[StageM2] Equilibrium propagation based learning mechanism for graph transformer

★ This internship proposal falls within the scope of two research groupes of the CRIStAL laboratory of the Université de Lille, namely the GT Image, whose main focus is to develop new tools and algorithms for image analysis, video scene interpretation, and 3D object shape analysis, and the GT DatInG, whose focus is on machine learning, data mining and signal processing.

The internship will take place at the SCOOL team of CRIStAL laboratory, at the University of Lille.

Summary :
In recent years, “Graph Convolutional Networks (GCNs)” have become one of the most popular choices for modeling relational data due to their ability to capture both the local and global structure of the graphs. Hence, GCN has shown promising results in various tasks related to the spatial-temporal data. In the same manner, the “Transformer” models have also revolutionized the field of Natural Language Processing (NLP) and have become the most popular architecture to be used for several NLP tasks. In addition to NLP tasks, the Transformer architecture (i.e. “Vision Transformer”) is also applied to tasks beyond NLP, such as skeleton-based human action recognition, landmark-based human gesture recognition, and facial expression recognition, etc.

Note that all of these tasks (i.e. human facial expression recognition, human action recognition, and human gesture recognition from video) can be structured and represented as a sequence of video frames, where each video frame can be structured by constructing a graph based on the detected landmarks (for facial expression and human gesture) in it. In the case of human action recognition, the human body can be represented by a skeleton, based on detected landmarks. Considering the similarity between these three tasks, where all of these tasks can be represented by graph structure and the temporal sequences can be represented by dynamic spatial-temporal patterns, in this work we propose to develop a “Graph-Transformer” model [1,2,3] that combines the strengths of spectral GCNs for learning spatial-temporal representations and a “Transformer” model for capturing the long-term dependencies in video sequences.

□ □ □

### EXERCISE GOAL
Summarize the internship proposal in two sentences.

### AVAILABLE DATA
□ □ □

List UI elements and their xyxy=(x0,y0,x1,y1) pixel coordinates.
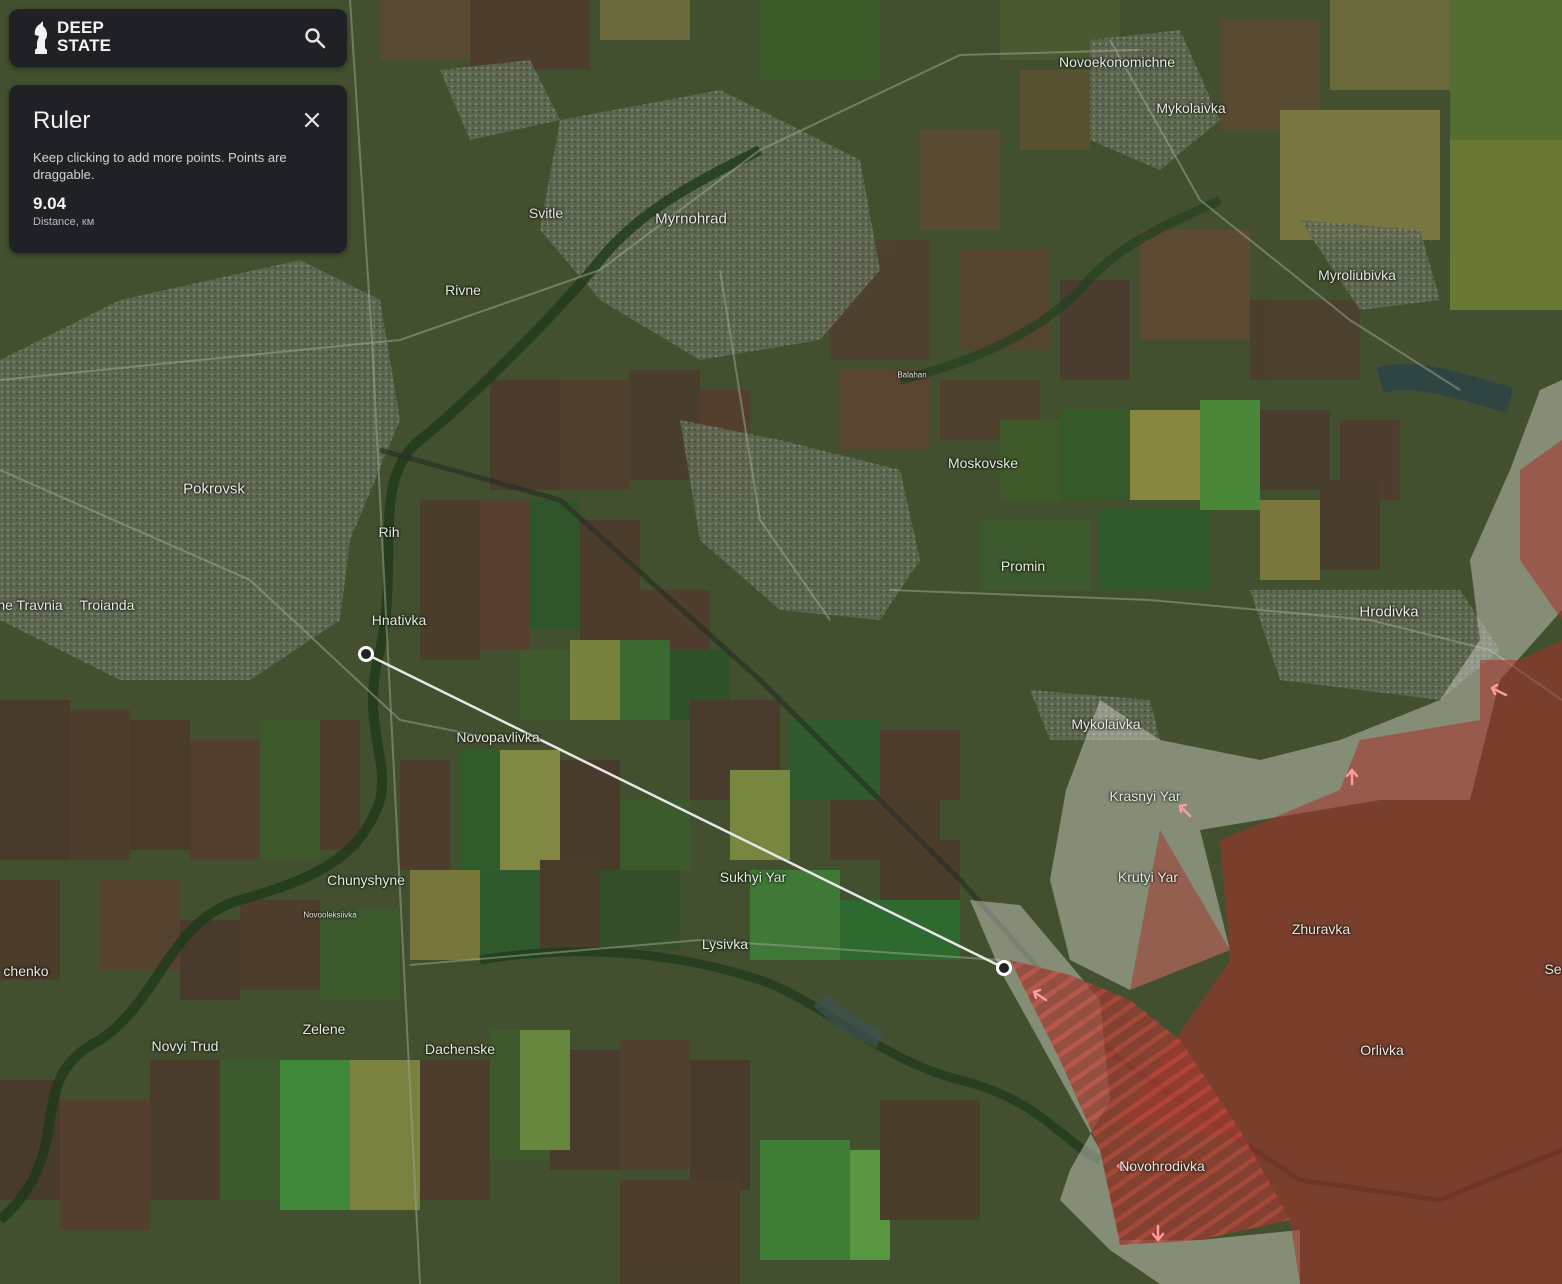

□ □ □

### WORKED SOLUTION
The internship, hosted by the SCOOL team of the CRIStAL laboratory at the University of Lille, falls within the scope of the laboratory's GT Image and GT DatInG research groups. Because facial expression recognition, human action recognition and human gesture recognition from video can all be represented as sequences of graphs built from detected landmarks, it proposes a Graph-Transformer model that combines spectral GCNs for learning spatial-temporal representations with a Transformer for capturing long-term dependencies in video sequences.